**What is asked:** Give back the entire listing verbatim.

Figure collection entries
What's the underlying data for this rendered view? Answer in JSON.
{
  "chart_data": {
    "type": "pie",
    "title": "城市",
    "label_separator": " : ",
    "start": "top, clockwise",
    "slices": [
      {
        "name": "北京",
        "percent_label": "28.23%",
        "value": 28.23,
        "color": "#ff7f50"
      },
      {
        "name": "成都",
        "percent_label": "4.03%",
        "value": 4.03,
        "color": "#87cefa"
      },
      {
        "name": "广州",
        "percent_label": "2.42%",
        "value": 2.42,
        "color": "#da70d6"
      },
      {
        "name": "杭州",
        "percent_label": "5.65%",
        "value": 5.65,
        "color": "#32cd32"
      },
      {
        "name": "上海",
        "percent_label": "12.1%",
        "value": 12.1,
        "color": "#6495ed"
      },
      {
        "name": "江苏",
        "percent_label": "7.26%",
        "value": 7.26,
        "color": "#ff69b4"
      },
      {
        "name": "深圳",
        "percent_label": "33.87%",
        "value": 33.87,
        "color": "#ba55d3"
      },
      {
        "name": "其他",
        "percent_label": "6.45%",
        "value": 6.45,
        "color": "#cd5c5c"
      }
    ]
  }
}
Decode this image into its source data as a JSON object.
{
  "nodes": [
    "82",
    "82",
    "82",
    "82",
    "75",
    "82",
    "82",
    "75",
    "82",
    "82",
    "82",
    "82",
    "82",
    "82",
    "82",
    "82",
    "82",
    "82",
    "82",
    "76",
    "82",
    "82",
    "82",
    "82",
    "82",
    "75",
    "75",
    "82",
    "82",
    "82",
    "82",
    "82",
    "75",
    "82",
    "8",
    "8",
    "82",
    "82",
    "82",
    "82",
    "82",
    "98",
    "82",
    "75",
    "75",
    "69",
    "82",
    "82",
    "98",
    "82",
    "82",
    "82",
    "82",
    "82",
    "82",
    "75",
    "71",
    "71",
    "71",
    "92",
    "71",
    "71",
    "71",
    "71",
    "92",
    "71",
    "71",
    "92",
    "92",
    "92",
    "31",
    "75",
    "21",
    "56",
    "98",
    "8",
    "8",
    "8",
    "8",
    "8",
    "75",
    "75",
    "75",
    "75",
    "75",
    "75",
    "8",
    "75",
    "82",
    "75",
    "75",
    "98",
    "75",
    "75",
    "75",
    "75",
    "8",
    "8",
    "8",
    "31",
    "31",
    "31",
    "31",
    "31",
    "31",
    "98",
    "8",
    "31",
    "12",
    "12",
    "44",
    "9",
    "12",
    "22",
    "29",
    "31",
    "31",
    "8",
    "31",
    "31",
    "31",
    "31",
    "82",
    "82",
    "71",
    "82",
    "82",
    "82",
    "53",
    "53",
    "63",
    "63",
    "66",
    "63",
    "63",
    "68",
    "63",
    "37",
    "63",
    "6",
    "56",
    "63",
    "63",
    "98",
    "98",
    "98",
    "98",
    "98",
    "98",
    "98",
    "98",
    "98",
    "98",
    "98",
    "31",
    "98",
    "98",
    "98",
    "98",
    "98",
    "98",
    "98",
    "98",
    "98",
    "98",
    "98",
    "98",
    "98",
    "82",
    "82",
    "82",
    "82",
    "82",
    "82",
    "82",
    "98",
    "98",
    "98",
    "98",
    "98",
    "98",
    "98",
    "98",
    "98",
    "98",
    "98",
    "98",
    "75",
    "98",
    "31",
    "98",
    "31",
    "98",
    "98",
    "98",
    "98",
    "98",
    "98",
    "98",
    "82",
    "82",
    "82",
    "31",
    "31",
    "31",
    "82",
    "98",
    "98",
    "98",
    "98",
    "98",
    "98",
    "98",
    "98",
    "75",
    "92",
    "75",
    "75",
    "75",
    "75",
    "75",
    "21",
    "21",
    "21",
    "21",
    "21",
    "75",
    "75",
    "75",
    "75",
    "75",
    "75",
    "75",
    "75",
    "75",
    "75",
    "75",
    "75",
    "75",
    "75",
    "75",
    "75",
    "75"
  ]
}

**Solution:**
What's the underlying data for this rendered view? Answer in JSON.
{
  "chart_data": {
    "type": "pie",
    "title": "城市",
    "label_separator": " : ",
    "start": "top, clockwise",
    "slices": [
      {
        "name": "北京",
        "percent_label": "28.23%",
        "value": 28.23,
        "color": "#ff7f50"
      },
      {
        "name": "成都",
        "percent_label": "4.03%",
        "value": 4.03,
        "color": "#87cefa"
      },
      {
        "name": "广州",
        "percent_label": "2.42%",
        "value": 2.42,
        "color": "#da70d6"
      },
      {
        "name": "杭州",
        "percent_label": "5.65%",
        "value": 5.65,
        "color": "#32cd32"
      },
      {
        "name": "上海",
        "percent_label": "12.1%",
        "value": 12.1,
        "color": "#6495ed"
      },
      {
        "name": "江苏",
        "percent_label": "7.26%",
        "value": 7.26,
        "color": "#ff69b4"
      },
      {
        "name": "深圳",
        "percent_label": "33.87%",
        "value": 33.87,
        "color": "#ba55d3"
      },
      {
        "name": "其他",
        "percent_label": "6.45%",
        "value": 6.45,
        "color": "#cd5c5c"
      }
    ]
  }
}
Decode this image into its source data as a JSON object.
{
  "nodes": [
    "82",
    "82",
    "82",
    "82",
    "75",
    "82",
    "82",
    "75",
    "82",
    "82",
    "82",
    "82",
    "82",
    "82",
    "82",
    "82",
    "82",
    "82",
    "82",
    "76",
    "82",
    "82",
    "82",
    "82",
    "82",
    "75",
    "75",
    "82",
    "82",
    "82",
    "82",
    "82",
    "75",
    "82",
    "8",
    "8",
    "82",
    "82",
    "82",
    "82",
    "82",
    "98",
    "82",
    "75",
    "75",
    "69",
    "82",
    "82",
    "98",
    "82",
    "82",
    "82",
    "82",
    "82",
    "82",
    "75",
    "71",
    "71",
    "71",
    "92",
    "71",
    "71",
    "71",
    "71",
    "92",
    "71",
    "71",
    "92",
    "92",
    "92",
    "31",
    "75",
    "21",
    "56",
    "98",
    "8",
    "8",
    "8",
    "8",
    "8",
    "75",
    "75",
    "75",
    "75",
    "75",
    "75",
    "8",
    "75",
    "82",
    "75",
    "75",
    "98",
    "75",
    "75",
    "75",
    "75",
    "8",
    "8",
    "8",
    "31",
    "31",
    "31",
    "31",
    "31",
    "31",
    "98",
    "8",
    "31",
    "12",
    "12",
    "44",
    "9",
    "12",
    "22",
    "29",
    "31",
    "31",
    "8",
    "31",
    "31",
    "31",
    "31",
    "82",
    "82",
    "71",
    "82",
    "82",
    "82",
    "53",
    "53",
    "63",
    "63",
    "66",
    "63",
    "63",
    "68",
    "63",
    "37",
    "63",
    "6",
    "56",
    "63",
    "63",
    "98",
    "98",
    "98",
    "98",
    "98",
    "98",
    "98",
    "98",
    "98",
    "98",
    "98",
    "31",
    "98",
    "98",
    "98",
    "98",
    "98",
    "98",
    "98",
    "98",
    "98",
    "98",
    "98",
    "98",
    "98",
    "82",
    "82",
    "82",
    "82",
    "82",
    "82",
    "82",
    "98",
    "98",
    "98",
    "98",
    "98",
    "98",
    "98",
    "98",
    "98",
    "98",
    "98",
    "98",
    "75",
    "98",
    "31",
    "98",
    "31",
    "98",
    "98",
    "98",
    "98",
    "98",
    "98",
    "98",
    "82",
    "82",
    "82",
    "31",
    "31",
    "31",
    "82",
    "98",
    "98",
    "98",
    "98",
    "98",
    "98",
    "98",
    "98",
    "75",
    "92",
    "75",
    "75",
    "75",
    "75",
    "75",
    "21",
    "21",
    "21",
    "21",
    "21",
    "75",
    "75",
    "75",
    "75",
    "75",
    "75",
    "75",
    "75",
    "75",
    "75",
    "75",
    "75",
    "75",
    "75",
    "75",
    "75",
    "75"
  ]
}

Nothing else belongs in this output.